YOUR TASK
Pictures do not belong in the copy; restate the records below word for word.

DATA FOR PROCESSING
————
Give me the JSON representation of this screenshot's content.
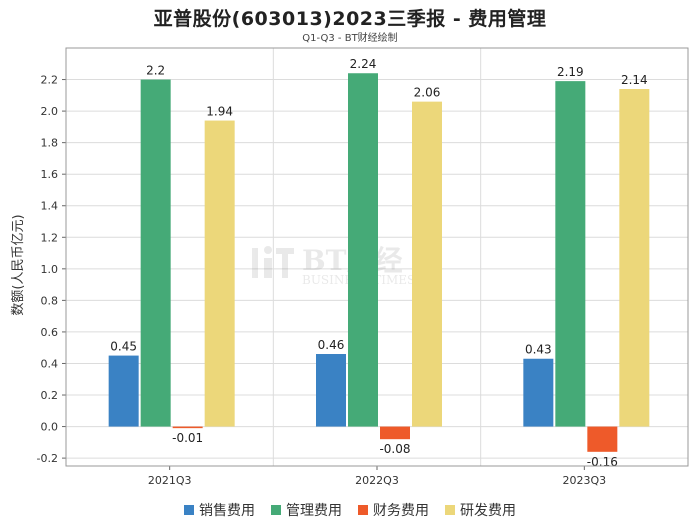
{
  "chart_data": {
    "type": "bar",
    "title": "亚普股份(603013)2023三季报 - 费用管理",
    "subtitle": "Q1-Q3 - BT财经绘制",
    "ylabel": "数额(人民币亿元)",
    "xlabel": "",
    "categories": [
      "2021Q3",
      "2022Q3",
      "2023Q3"
    ],
    "ylim": [
      -0.25,
      2.4
    ],
    "yticks": [
      -0.2,
      0.0,
      0.2,
      0.4,
      0.6,
      0.8,
      1.0,
      1.2,
      1.4,
      1.6,
      1.8,
      2.0,
      2.2
    ],
    "grid": true,
    "legend_position": "bottom",
    "series": [
      {
        "name": "销售费用",
        "color": "#3a82c4",
        "values": [
          0.45,
          0.46,
          0.43
        ]
      },
      {
        "name": "管理费用",
        "color": "#45aa77",
        "values": [
          2.2,
          2.24,
          2.19
        ]
      },
      {
        "name": "财务费用",
        "color": "#ee5a2a",
        "values": [
          -0.01,
          -0.08,
          -0.16
        ]
      },
      {
        "name": "研发费用",
        "color": "#ecd77a",
        "values": [
          1.94,
          2.06,
          2.14
        ]
      }
    ]
  },
  "watermark": {
    "main": "BT财经",
    "sub": "BUSINESS TIMES"
  }
}
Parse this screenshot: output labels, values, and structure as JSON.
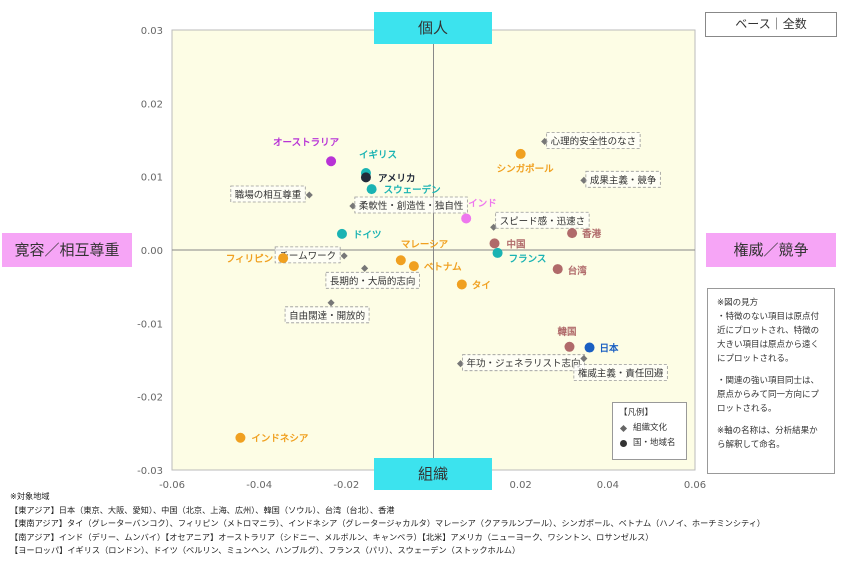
{
  "chart_data": {
    "type": "scatter",
    "xlim": [
      -0.06,
      0.06
    ],
    "ylim": [
      -0.03,
      0.03
    ],
    "x_ticks": [
      "-0.06",
      "-0.04",
      "-0.02",
      "0",
      "0.02",
      "0.04",
      "0.06"
    ],
    "y_ticks": [
      "0.03",
      "0.02",
      "0.01",
      "0.00",
      "-0.01",
      "-0.02",
      "-0.03"
    ],
    "grid": false,
    "background_color": "#fdfde5",
    "axis_labels": {
      "top": "個人",
      "bottom": "組織",
      "left": "寛容／相互尊重",
      "right": "権威／競争"
    },
    "series": [
      {
        "name": "組織文化",
        "marker": "diamond",
        "points": [
          {
            "label": "心理的安全性のなさ",
            "x": 0.0255,
            "y": 0.0148
          },
          {
            "label": "成果主義・競争",
            "x": 0.0345,
            "y": 0.0095
          },
          {
            "label": "職場の相互尊重",
            "x": -0.0285,
            "y": 0.0075
          },
          {
            "label": "柔軟性・創造性・独自性",
            "x": -0.0185,
            "y": 0.006
          },
          {
            "label": "スピード感・迅速さ",
            "x": 0.0138,
            "y": 0.0031
          },
          {
            "label": "チームワーク",
            "x": -0.0205,
            "y": -0.0008
          },
          {
            "label": "長期的・大局的志向",
            "x": -0.0158,
            "y": -0.0025
          },
          {
            "label": "自由闊達・開放的",
            "x": -0.0235,
            "y": -0.0072
          },
          {
            "label": "年功・ジェネラリスト志向",
            "x": 0.0062,
            "y": -0.0155
          },
          {
            "label": "権威主義・責任回避",
            "x": 0.0345,
            "y": -0.0148
          }
        ]
      },
      {
        "name": "国・地域名",
        "marker": "circle",
        "points": [
          {
            "label": "オーストラリア",
            "x": -0.0235,
            "y": 0.0121,
            "color": "#b833d6"
          },
          {
            "label": "イギリス",
            "x": -0.0155,
            "y": 0.0105,
            "color": "#1ab3b3"
          },
          {
            "label": "アメリカ",
            "x": -0.0155,
            "y": 0.0099,
            "color": "#222a3a"
          },
          {
            "label": "スウェーデン",
            "x": -0.0142,
            "y": 0.0083,
            "color": "#1ab3b3"
          },
          {
            "label": "インド",
            "x": 0.0075,
            "y": 0.0043,
            "color": "#ee77ee"
          },
          {
            "label": "シンガポール",
            "x": 0.02,
            "y": 0.0131,
            "color": "#f0a020"
          },
          {
            "label": "ドイツ",
            "x": -0.021,
            "y": 0.0022,
            "color": "#1ab3b3"
          },
          {
            "label": "中国",
            "x": 0.014,
            "y": 0.0009,
            "color": "#b06a6a"
          },
          {
            "label": "フランス",
            "x": 0.0147,
            "y": -0.0004,
            "color": "#1ab3b3"
          },
          {
            "label": "香港",
            "x": 0.0318,
            "y": 0.0023,
            "color": "#b06a6a"
          },
          {
            "label": "台湾",
            "x": 0.0285,
            "y": -0.0026,
            "color": "#b06a6a"
          },
          {
            "label": "フィリピン",
            "x": -0.0345,
            "y": -0.0011,
            "color": "#f0a020"
          },
          {
            "label": "マレーシア",
            "x": -0.0075,
            "y": -0.0014,
            "color": "#f0a020"
          },
          {
            "label": "ベトナム",
            "x": -0.0045,
            "y": -0.0022,
            "color": "#f0a020"
          },
          {
            "label": "タイ",
            "x": 0.0065,
            "y": -0.0047,
            "color": "#f0a020"
          },
          {
            "label": "韓国",
            "x": 0.0312,
            "y": -0.0132,
            "color": "#b06a6a"
          },
          {
            "label": "日本",
            "x": 0.0358,
            "y": -0.0133,
            "color": "#1a5fc2"
          },
          {
            "label": "インドネシア",
            "x": -0.0443,
            "y": -0.0256,
            "color": "#f0a020"
          }
        ]
      }
    ]
  },
  "base_label": "ベース｜全数",
  "notes": {
    "title": "※図の見方",
    "lines": [
      "・特徴のない項目は原点付近にプロットされ、特徴の大きい項目は原点から遠くにプロットされる。",
      "・関連の強い項目同士は、原点からみて同一方向にプロットされる。",
      "※軸の名称は、分析結果から解釈して命名。"
    ]
  },
  "legend": {
    "title": "【凡例】",
    "items": [
      "組織文化",
      "国・地域名"
    ]
  },
  "footer": {
    "title": "※対象地域",
    "lines": [
      "【東アジア】日本（東京、大阪、愛知）、中国（北京、上海、広州）、韓国（ソウル）、台湾（台北）、香港",
      "【東南アジア】タイ（グレーターバンコク）、フィリピン（メトロマニラ）、インドネシア（グレータージャカルタ）マレーシア（クアラルンプール）、シンガポール、ベトナム（ハノイ、ホーチミンシティ）",
      "【南アジア】インド（デリー、ムンバイ）【オセアニア】オーストラリア（シドニー、メルボルン、キャンベラ）【北米】アメリカ（ニューヨーク、ワシントン、ロサンゼルス）",
      "【ヨーロッパ】イギリス（ロンドン）、ドイツ（ベルリン、ミュンヘン、ハンブルグ）、フランス（パリ）、スウェーデン（ストックホルム）"
    ]
  }
}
————
COMPLETE RESPONSE
Give me the JSON representation of this screenshot's content.
{
  "chart_data": {
    "type": "bar",
    "title": "亚普股份(603013)2023三季报 - 费用管理",
    "subtitle": "Q1-Q3 - BT财经绘制",
    "ylabel": "数额(人民币亿元)",
    "xlabel": "",
    "categories": [
      "2021Q3",
      "2022Q3",
      "2023Q3"
    ],
    "ylim": [
      -0.25,
      2.4
    ],
    "yticks": [
      -0.2,
      0.0,
      0.2,
      0.4,
      0.6,
      0.8,
      1.0,
      1.2,
      1.4,
      1.6,
      1.8,
      2.0,
      2.2
    ],
    "grid": true,
    "legend_position": "bottom",
    "series": [
      {
        "name": "销售费用",
        "color": "#3a82c4",
        "values": [
          0.45,
          0.46,
          0.43
        ]
      },
      {
        "name": "管理费用",
        "color": "#45aa77",
        "values": [
          2.2,
          2.24,
          2.19
        ]
      },
      {
        "name": "财务费用",
        "color": "#ee5a2a",
        "values": [
          -0.01,
          -0.08,
          -0.16
        ]
      },
      {
        "name": "研发费用",
        "color": "#ecd77a",
        "values": [
          1.94,
          2.06,
          2.14
        ]
      }
    ]
  },
  "watermark": {
    "main": "BT财经",
    "sub": "BUSINESS TIMES"
  }
}
Parse this screenshot: output labels, values, and structure as JSON.
{
  "chart_data": {
    "type": "scatter",
    "xlim": [
      -0.06,
      0.06
    ],
    "ylim": [
      -0.03,
      0.03
    ],
    "x_ticks": [
      "-0.06",
      "-0.04",
      "-0.02",
      "0",
      "0.02",
      "0.04",
      "0.06"
    ],
    "y_ticks": [
      "0.03",
      "0.02",
      "0.01",
      "0.00",
      "-0.01",
      "-0.02",
      "-0.03"
    ],
    "grid": false,
    "background_color": "#fdfde5",
    "axis_labels": {
      "top": "個人",
      "bottom": "組織",
      "left": "寛容／相互尊重",
      "right": "権威／競争"
    },
    "series": [
      {
        "name": "組織文化",
        "marker": "diamond",
        "points": [
          {
            "label": "心理的安全性のなさ",
            "x": 0.0255,
            "y": 0.0148
          },
          {
            "label": "成果主義・競争",
            "x": 0.0345,
            "y": 0.0095
          },
          {
            "label": "職場の相互尊重",
            "x": -0.0285,
            "y": 0.0075
          },
          {
            "label": "柔軟性・創造性・独自性",
            "x": -0.0185,
            "y": 0.006
          },
          {
            "label": "スピード感・迅速さ",
            "x": 0.0138,
            "y": 0.0031
          },
          {
            "label": "チームワーク",
            "x": -0.0205,
            "y": -0.0008
          },
          {
            "label": "長期的・大局的志向",
            "x": -0.0158,
            "y": -0.0025
          },
          {
            "label": "自由闊達・開放的",
            "x": -0.0235,
            "y": -0.0072
          },
          {
            "label": "年功・ジェネラリスト志向",
            "x": 0.0062,
            "y": -0.0155
          },
          {
            "label": "権威主義・責任回避",
            "x": 0.0345,
            "y": -0.0148
          }
        ]
      },
      {
        "name": "国・地域名",
        "marker": "circle",
        "points": [
          {
            "label": "オーストラリア",
            "x": -0.0235,
            "y": 0.0121,
            "color": "#b833d6"
          },
          {
            "label": "イギリス",
            "x": -0.0155,
            "y": 0.0105,
            "color": "#1ab3b3"
          },
          {
            "label": "アメリカ",
            "x": -0.0155,
            "y": 0.0099,
            "color": "#222a3a"
          },
          {
            "label": "スウェーデン",
            "x": -0.0142,
            "y": 0.0083,
            "color": "#1ab3b3"
          },
          {
            "label": "インド",
            "x": 0.0075,
            "y": 0.0043,
            "color": "#ee77ee"
          },
          {
            "label": "シンガポール",
            "x": 0.02,
            "y": 0.0131,
            "color": "#f0a020"
          },
          {
            "label": "ドイツ",
            "x": -0.021,
            "y": 0.0022,
            "color": "#1ab3b3"
          },
          {
            "label": "中国",
            "x": 0.014,
            "y": 0.0009,
            "color": "#b06a6a"
          },
          {
            "label": "フランス",
            "x": 0.0147,
            "y": -0.0004,
            "color": "#1ab3b3"
          },
          {
            "label": "香港",
            "x": 0.0318,
            "y": 0.0023,
            "color": "#b06a6a"
          },
          {
            "label": "台湾",
            "x": 0.0285,
            "y": -0.0026,
            "color": "#b06a6a"
          },
          {
            "label": "フィリピン",
            "x": -0.0345,
            "y": -0.0011,
            "color": "#f0a020"
          },
          {
            "label": "マレーシア",
            "x": -0.0075,
            "y": -0.0014,
            "color": "#f0a020"
          },
          {
            "label": "ベトナム",
            "x": -0.0045,
            "y": -0.0022,
            "color": "#f0a020"
          },
          {
            "label": "タイ",
            "x": 0.0065,
            "y": -0.0047,
            "color": "#f0a020"
          },
          {
            "label": "韓国",
            "x": 0.0312,
            "y": -0.0132,
            "color": "#b06a6a"
          },
          {
            "label": "日本",
            "x": 0.0358,
            "y": -0.0133,
            "color": "#1a5fc2"
          },
          {
            "label": "インドネシア",
            "x": -0.0443,
            "y": -0.0256,
            "color": "#f0a020"
          }
        ]
      }
    ]
  },
  "base_label": "ベース｜全数",
  "notes": {
    "title": "※図の見方",
    "lines": [
      "・特徴のない項目は原点付近にプロットされ、特徴の大きい項目は原点から遠くにプロットされる。",
      "・関連の強い項目同士は、原点からみて同一方向にプロットされる。",
      "※軸の名称は、分析結果から解釈して命名。"
    ]
  },
  "legend": {
    "title": "【凡例】",
    "items": [
      "組織文化",
      "国・地域名"
    ]
  },
  "footer": {
    "title": "※対象地域",
    "lines": [
      "【東アジア】日本（東京、大阪、愛知）、中国（北京、上海、広州）、韓国（ソウル）、台湾（台北）、香港",
      "【東南アジア】タイ（グレーターバンコク）、フィリピン（メトロマニラ）、インドネシア（グレータージャカルタ）マレーシア（クアラルンプール）、シンガポール、ベトナム（ハノイ、ホーチミンシティ）",
      "【南アジア】インド（デリー、ムンバイ）【オセアニア】オーストラリア（シドニー、メルボルン、キャンベラ）【北米】アメリカ（ニューヨーク、ワシントン、ロサンゼルス）",
      "【ヨーロッパ】イギリス（ロンドン）、ドイツ（ベルリン、ミュンヘン、ハンブルグ）、フランス（パリ）、スウェーデン（ストックホルム）"
    ]
  }
}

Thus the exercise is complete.